[Registros extraídos]
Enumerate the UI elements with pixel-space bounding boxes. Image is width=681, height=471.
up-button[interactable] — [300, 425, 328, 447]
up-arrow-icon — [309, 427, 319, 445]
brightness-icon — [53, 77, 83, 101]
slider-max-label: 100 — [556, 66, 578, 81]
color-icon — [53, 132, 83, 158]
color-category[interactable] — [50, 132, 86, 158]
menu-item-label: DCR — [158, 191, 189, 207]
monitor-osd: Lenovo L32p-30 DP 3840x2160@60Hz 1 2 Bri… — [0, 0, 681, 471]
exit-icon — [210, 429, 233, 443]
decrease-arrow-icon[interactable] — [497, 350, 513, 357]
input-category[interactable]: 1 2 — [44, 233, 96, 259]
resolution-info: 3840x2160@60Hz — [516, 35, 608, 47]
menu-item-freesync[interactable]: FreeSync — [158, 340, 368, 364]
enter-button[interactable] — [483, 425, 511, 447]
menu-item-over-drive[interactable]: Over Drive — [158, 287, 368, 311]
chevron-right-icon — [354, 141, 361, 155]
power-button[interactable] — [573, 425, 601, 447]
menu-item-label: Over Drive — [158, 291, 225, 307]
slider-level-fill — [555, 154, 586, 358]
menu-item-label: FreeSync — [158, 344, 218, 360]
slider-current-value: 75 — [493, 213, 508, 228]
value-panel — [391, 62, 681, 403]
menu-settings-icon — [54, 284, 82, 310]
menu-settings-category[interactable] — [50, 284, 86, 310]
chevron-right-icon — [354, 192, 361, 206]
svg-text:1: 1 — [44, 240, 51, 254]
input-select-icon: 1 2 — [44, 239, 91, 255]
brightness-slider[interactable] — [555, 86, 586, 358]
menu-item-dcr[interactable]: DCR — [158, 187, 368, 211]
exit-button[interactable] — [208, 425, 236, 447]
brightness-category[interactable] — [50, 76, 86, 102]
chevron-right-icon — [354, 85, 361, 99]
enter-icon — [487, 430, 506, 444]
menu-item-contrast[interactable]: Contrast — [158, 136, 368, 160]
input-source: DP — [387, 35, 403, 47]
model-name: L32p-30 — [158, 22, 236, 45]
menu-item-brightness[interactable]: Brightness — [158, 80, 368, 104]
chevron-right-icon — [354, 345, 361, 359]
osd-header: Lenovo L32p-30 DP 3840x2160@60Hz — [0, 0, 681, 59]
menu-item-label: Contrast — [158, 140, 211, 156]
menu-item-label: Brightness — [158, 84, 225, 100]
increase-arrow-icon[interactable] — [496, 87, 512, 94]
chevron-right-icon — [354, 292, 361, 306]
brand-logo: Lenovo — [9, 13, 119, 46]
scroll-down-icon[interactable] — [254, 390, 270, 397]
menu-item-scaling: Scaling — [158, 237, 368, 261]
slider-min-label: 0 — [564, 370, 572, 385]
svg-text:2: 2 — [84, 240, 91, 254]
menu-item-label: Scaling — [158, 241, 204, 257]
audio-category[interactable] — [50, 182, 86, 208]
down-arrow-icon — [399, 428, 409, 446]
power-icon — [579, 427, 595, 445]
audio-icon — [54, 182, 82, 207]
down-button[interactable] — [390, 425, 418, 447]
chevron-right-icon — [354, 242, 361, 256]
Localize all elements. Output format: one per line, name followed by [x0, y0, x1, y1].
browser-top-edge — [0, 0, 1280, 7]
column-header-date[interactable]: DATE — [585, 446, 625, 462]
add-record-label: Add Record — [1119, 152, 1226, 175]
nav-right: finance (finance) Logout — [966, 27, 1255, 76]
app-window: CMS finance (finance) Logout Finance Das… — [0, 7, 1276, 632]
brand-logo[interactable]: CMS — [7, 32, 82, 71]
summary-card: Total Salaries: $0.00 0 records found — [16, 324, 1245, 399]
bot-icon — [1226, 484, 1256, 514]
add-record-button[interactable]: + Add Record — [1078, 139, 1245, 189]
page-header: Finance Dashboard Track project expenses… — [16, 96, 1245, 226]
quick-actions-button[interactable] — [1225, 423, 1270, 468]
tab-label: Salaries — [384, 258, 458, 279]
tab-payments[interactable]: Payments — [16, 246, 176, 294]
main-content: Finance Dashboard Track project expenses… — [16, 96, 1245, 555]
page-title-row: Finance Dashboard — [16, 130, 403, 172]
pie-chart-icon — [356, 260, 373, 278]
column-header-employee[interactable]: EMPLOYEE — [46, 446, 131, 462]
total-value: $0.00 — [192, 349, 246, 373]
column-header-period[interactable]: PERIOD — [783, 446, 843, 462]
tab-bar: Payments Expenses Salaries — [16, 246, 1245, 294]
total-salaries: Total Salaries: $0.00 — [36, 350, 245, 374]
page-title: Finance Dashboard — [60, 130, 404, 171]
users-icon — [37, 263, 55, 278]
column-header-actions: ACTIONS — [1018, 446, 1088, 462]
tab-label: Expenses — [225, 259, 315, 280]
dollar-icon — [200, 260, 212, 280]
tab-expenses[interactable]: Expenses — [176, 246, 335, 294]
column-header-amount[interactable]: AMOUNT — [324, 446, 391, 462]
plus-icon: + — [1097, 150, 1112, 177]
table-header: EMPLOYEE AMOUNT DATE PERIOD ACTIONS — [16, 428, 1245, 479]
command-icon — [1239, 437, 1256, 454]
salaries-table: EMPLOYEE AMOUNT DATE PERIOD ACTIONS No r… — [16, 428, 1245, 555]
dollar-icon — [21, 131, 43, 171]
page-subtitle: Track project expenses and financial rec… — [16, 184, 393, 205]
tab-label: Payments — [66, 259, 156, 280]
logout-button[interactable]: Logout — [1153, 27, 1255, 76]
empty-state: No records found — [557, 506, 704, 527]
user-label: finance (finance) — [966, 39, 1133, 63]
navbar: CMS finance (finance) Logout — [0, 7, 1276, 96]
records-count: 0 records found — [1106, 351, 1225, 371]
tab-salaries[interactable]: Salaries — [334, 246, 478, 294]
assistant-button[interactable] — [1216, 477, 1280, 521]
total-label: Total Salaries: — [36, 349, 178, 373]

# [Instruções de trabalho]
Reproduza as linhas acima trocando "chevron-right-icon" por "arrow-right-icon" em todas as ocorrências e deixe todo o resto sem alteração.

# [Resposta à tarefa]
Enumerate the UI elements with pixel-space bounding boxes. Image is width=681, height=471.
up-button[interactable] — [300, 425, 328, 447]
up-arrow-icon — [309, 427, 319, 445]
brightness-icon — [53, 77, 83, 101]
slider-max-label: 100 — [556, 66, 578, 81]
color-icon — [53, 132, 83, 158]
color-category[interactable] — [50, 132, 86, 158]
menu-item-label: DCR — [158, 191, 189, 207]
monitor-osd: Lenovo L32p-30 DP 3840x2160@60Hz 1 2 Bri… — [0, 0, 681, 471]
exit-icon — [210, 429, 233, 443]
decrease-arrow-icon[interactable] — [497, 350, 513, 357]
input-category[interactable]: 1 2 — [44, 233, 96, 259]
resolution-info: 3840x2160@60Hz — [516, 35, 608, 47]
menu-item-freesync[interactable]: FreeSync — [158, 340, 368, 364]
enter-button[interactable] — [483, 425, 511, 447]
menu-item-over-drive[interactable]: Over Drive — [158, 287, 368, 311]
arrow-right-icon — [354, 141, 361, 155]
power-button[interactable] — [573, 425, 601, 447]
menu-item-label: Over Drive — [158, 291, 225, 307]
slider-level-fill — [555, 154, 586, 358]
menu-item-label: FreeSync — [158, 344, 218, 360]
slider-current-value: 75 — [493, 213, 508, 228]
value-panel — [391, 62, 681, 403]
menu-settings-icon — [54, 284, 82, 310]
menu-settings-category[interactable] — [50, 284, 86, 310]
arrow-right-icon — [354, 192, 361, 206]
svg-text:1: 1 — [44, 240, 51, 254]
input-select-icon: 1 2 — [44, 239, 91, 255]
brightness-slider[interactable] — [555, 86, 586, 358]
menu-item-dcr[interactable]: DCR — [158, 187, 368, 211]
exit-button[interactable] — [208, 425, 236, 447]
brightness-category[interactable] — [50, 76, 86, 102]
arrow-right-icon — [354, 85, 361, 99]
enter-icon — [487, 430, 506, 444]
menu-item-contrast[interactable]: Contrast — [158, 136, 368, 160]
input-source: DP — [387, 35, 403, 47]
model-name: L32p-30 — [158, 22, 236, 45]
menu-item-brightness[interactable]: Brightness — [158, 80, 368, 104]
arrow-right-icon — [354, 345, 361, 359]
osd-header: Lenovo L32p-30 DP 3840x2160@60Hz — [0, 0, 681, 59]
menu-item-label: Contrast — [158, 140, 211, 156]
menu-item-label: Brightness — [158, 84, 225, 100]
increase-arrow-icon[interactable] — [496, 87, 512, 94]
arrow-right-icon — [354, 292, 361, 306]
brand-logo: Lenovo — [9, 13, 119, 46]
scroll-down-icon[interactable] — [254, 390, 270, 397]
menu-item-scaling: Scaling — [158, 237, 368, 261]
slider-min-label: 0 — [564, 370, 572, 385]
svg-text:2: 2 — [84, 240, 91, 254]
menu-item-label: Scaling — [158, 241, 204, 257]
audio-category[interactable] — [50, 182, 86, 208]
down-arrow-icon — [399, 428, 409, 446]
power-icon — [579, 427, 595, 445]
audio-icon — [54, 182, 82, 207]
down-button[interactable] — [390, 425, 418, 447]
arrow-right-icon — [354, 242, 361, 256]
Localize all elements. Output format: one per line, name followed by [x0, y0, x1, y1].
browser-top-edge — [0, 0, 1280, 7]
column-header-date[interactable]: DATE — [585, 446, 625, 462]
add-record-label: Add Record — [1119, 152, 1226, 175]
nav-right: finance (finance) Logout — [966, 27, 1255, 76]
app-window: CMS finance (finance) Logout Finance Das… — [0, 7, 1276, 632]
brand-logo[interactable]: CMS — [7, 32, 82, 71]
summary-card: Total Salaries: $0.00 0 records found — [16, 324, 1245, 399]
bot-icon — [1226, 484, 1256, 514]
add-record-button[interactable]: + Add Record — [1078, 139, 1245, 189]
page-header: Finance Dashboard Track project expenses… — [16, 96, 1245, 226]
quick-actions-button[interactable] — [1225, 423, 1270, 468]
tab-label: Salaries — [384, 258, 458, 279]
tab-payments[interactable]: Payments — [16, 246, 176, 294]
main-content: Finance Dashboard Track project expenses… — [16, 96, 1245, 555]
page-title-row: Finance Dashboard — [16, 130, 403, 172]
pie-chart-icon — [356, 260, 373, 278]
column-header-employee[interactable]: EMPLOYEE — [46, 446, 131, 462]
total-value: $0.00 — [192, 349, 246, 373]
column-header-period[interactable]: PERIOD — [783, 446, 843, 462]
tab-bar: Payments Expenses Salaries — [16, 246, 1245, 294]
total-salaries: Total Salaries: $0.00 — [36, 350, 245, 374]
page-title: Finance Dashboard — [60, 130, 404, 171]
users-icon — [37, 263, 55, 278]
column-header-actions: ACTIONS — [1018, 446, 1088, 462]
tab-label: Expenses — [225, 259, 315, 280]
dollar-icon — [200, 260, 212, 280]
tab-expenses[interactable]: Expenses — [176, 246, 335, 294]
column-header-amount[interactable]: AMOUNT — [324, 446, 391, 462]
plus-icon: + — [1097, 150, 1112, 177]
table-header: EMPLOYEE AMOUNT DATE PERIOD ACTIONS — [16, 428, 1245, 479]
command-icon — [1239, 437, 1256, 454]
salaries-table: EMPLOYEE AMOUNT DATE PERIOD ACTIONS No r… — [16, 428, 1245, 555]
dollar-icon — [21, 131, 43, 171]
page-subtitle: Track project expenses and financial rec… — [16, 184, 393, 205]
tab-label: Payments — [66, 259, 156, 280]
logout-button[interactable]: Logout — [1153, 27, 1255, 76]
empty-state: No records found — [557, 506, 704, 527]
user-label: finance (finance) — [966, 39, 1133, 63]
navbar: CMS finance (finance) Logout — [0, 7, 1276, 96]
records-count: 0 records found — [1106, 351, 1225, 371]
tab-salaries[interactable]: Salaries — [334, 246, 478, 294]
assistant-button[interactable] — [1216, 477, 1280, 521]
total-label: Total Salaries: — [36, 349, 178, 373]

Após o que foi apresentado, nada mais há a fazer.